(Dataset items)
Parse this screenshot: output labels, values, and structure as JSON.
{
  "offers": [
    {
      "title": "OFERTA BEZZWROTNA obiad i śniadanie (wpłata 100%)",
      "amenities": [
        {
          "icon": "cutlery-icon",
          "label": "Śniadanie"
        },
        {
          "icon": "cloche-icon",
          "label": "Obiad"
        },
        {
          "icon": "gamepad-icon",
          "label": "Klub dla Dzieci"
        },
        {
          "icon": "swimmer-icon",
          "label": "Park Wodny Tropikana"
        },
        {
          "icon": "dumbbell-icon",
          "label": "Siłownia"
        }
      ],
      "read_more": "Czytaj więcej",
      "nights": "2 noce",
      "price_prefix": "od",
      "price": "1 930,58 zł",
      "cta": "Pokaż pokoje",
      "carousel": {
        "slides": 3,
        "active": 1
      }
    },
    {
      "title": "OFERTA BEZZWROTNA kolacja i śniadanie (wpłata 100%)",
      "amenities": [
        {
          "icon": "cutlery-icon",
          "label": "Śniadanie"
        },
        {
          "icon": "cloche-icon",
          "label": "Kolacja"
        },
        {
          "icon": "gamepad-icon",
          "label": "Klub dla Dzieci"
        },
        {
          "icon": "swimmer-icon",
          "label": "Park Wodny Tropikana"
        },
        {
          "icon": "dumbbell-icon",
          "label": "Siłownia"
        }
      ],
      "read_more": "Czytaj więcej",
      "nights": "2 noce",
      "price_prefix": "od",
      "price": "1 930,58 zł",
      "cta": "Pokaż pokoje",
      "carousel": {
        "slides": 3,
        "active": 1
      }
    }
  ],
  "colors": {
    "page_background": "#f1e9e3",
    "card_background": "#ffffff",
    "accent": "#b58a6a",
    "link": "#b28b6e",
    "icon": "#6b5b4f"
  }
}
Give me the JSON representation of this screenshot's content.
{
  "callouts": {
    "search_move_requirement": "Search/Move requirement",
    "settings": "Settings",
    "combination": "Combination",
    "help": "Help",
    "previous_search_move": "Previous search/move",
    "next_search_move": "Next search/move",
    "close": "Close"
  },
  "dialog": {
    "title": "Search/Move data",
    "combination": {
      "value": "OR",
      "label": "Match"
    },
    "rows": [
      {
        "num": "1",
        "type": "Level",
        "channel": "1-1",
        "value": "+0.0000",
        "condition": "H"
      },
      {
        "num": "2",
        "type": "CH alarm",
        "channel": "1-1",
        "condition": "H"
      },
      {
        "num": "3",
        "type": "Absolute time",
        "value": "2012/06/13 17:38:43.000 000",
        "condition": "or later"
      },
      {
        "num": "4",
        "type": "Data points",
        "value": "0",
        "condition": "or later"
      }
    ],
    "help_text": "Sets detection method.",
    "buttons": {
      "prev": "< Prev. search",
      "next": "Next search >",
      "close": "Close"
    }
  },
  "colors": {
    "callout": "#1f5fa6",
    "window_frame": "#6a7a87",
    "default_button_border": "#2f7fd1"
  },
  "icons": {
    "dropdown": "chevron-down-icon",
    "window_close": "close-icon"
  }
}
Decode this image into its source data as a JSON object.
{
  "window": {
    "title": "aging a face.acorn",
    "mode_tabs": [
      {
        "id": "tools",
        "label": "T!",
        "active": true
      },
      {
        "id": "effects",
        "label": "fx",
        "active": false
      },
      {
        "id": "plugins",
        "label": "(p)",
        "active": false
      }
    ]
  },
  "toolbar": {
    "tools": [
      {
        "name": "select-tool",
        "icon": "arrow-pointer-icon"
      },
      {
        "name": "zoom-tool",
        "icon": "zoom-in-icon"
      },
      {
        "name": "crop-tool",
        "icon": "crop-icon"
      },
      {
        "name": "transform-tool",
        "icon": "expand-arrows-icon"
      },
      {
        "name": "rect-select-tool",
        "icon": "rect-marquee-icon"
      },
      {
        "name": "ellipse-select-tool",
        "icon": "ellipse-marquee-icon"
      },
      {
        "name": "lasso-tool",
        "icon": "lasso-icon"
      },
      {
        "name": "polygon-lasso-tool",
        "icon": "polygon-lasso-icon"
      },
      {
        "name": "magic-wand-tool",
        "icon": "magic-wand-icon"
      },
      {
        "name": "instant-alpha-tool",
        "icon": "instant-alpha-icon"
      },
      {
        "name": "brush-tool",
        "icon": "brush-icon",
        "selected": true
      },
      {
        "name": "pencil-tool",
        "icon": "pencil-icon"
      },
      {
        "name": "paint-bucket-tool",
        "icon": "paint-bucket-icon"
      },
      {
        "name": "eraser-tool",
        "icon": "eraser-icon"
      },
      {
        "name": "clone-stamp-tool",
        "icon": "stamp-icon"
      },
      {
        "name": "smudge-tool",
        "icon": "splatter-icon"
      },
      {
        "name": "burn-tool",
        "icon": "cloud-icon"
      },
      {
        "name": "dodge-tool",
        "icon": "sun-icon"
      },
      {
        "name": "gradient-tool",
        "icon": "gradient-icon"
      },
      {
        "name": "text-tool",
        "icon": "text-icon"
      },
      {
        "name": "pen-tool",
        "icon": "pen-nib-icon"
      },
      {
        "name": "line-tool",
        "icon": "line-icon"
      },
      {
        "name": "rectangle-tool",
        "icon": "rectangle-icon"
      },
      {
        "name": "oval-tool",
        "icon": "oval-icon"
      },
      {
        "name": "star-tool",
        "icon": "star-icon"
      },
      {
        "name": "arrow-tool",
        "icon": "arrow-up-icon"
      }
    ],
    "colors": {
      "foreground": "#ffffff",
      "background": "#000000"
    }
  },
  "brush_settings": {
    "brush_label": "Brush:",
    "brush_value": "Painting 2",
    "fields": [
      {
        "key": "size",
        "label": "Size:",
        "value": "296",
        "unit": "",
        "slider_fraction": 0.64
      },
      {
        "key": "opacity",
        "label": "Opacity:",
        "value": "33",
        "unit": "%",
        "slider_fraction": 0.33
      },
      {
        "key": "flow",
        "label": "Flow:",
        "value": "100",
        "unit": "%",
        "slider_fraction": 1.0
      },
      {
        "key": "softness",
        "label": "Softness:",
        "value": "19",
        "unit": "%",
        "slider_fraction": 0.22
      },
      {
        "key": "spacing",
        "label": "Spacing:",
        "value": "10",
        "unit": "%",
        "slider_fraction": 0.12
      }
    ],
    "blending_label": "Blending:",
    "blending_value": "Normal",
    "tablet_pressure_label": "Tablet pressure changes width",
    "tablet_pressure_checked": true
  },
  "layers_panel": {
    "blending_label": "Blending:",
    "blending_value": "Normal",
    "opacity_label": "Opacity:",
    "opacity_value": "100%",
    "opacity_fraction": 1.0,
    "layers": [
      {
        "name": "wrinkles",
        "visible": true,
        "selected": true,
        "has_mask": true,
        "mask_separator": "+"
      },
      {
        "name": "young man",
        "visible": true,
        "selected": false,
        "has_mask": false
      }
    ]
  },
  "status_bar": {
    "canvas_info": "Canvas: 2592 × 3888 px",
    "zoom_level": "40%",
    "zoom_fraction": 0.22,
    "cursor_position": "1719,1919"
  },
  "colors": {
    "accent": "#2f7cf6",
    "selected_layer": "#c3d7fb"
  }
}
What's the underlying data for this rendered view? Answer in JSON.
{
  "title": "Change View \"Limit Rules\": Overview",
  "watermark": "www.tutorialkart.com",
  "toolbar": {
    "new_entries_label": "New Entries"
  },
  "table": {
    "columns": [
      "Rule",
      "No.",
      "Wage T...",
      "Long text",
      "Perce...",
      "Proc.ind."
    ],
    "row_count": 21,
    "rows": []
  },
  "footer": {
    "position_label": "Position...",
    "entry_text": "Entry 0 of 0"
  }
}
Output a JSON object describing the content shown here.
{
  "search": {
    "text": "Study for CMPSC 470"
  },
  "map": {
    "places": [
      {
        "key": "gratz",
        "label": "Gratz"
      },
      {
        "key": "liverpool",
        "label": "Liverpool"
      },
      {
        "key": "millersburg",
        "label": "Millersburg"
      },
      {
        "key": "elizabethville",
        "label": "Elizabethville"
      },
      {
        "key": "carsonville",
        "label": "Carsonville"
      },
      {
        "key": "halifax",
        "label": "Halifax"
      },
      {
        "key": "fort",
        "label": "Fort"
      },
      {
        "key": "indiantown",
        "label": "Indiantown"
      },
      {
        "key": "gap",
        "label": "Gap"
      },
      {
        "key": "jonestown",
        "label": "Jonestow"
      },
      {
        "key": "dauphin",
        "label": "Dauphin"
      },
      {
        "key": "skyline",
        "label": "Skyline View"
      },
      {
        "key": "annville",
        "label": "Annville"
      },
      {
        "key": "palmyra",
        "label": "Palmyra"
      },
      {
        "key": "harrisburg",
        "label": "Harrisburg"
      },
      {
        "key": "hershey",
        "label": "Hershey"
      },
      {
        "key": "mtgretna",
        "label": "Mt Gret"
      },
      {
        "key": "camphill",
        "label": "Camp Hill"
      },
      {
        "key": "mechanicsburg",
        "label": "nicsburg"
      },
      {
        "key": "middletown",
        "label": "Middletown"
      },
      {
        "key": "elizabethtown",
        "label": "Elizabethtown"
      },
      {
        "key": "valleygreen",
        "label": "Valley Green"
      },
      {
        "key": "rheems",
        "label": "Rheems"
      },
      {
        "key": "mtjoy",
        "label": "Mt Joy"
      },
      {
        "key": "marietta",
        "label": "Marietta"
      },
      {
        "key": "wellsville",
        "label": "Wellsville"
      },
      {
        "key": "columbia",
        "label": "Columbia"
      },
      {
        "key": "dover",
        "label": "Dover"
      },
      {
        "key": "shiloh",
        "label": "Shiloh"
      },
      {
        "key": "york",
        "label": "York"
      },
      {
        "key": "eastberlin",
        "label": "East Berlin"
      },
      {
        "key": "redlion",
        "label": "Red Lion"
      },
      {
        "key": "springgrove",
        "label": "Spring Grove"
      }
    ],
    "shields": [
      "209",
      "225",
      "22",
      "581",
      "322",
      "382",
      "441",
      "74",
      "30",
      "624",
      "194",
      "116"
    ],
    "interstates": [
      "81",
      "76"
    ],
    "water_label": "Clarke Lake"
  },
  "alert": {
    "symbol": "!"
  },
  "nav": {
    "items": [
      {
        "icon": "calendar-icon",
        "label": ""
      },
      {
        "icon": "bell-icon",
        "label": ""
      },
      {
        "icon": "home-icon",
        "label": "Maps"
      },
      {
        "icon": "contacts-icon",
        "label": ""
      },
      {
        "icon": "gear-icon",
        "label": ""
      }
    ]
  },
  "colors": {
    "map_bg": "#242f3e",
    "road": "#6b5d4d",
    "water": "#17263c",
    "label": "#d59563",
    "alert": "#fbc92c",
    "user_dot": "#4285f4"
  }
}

* Stated task
Using the listing above, show every line that includes the string "magic".

* Response
        "name": "magic-wand-tool",
        "icon": "magic-wand-icon"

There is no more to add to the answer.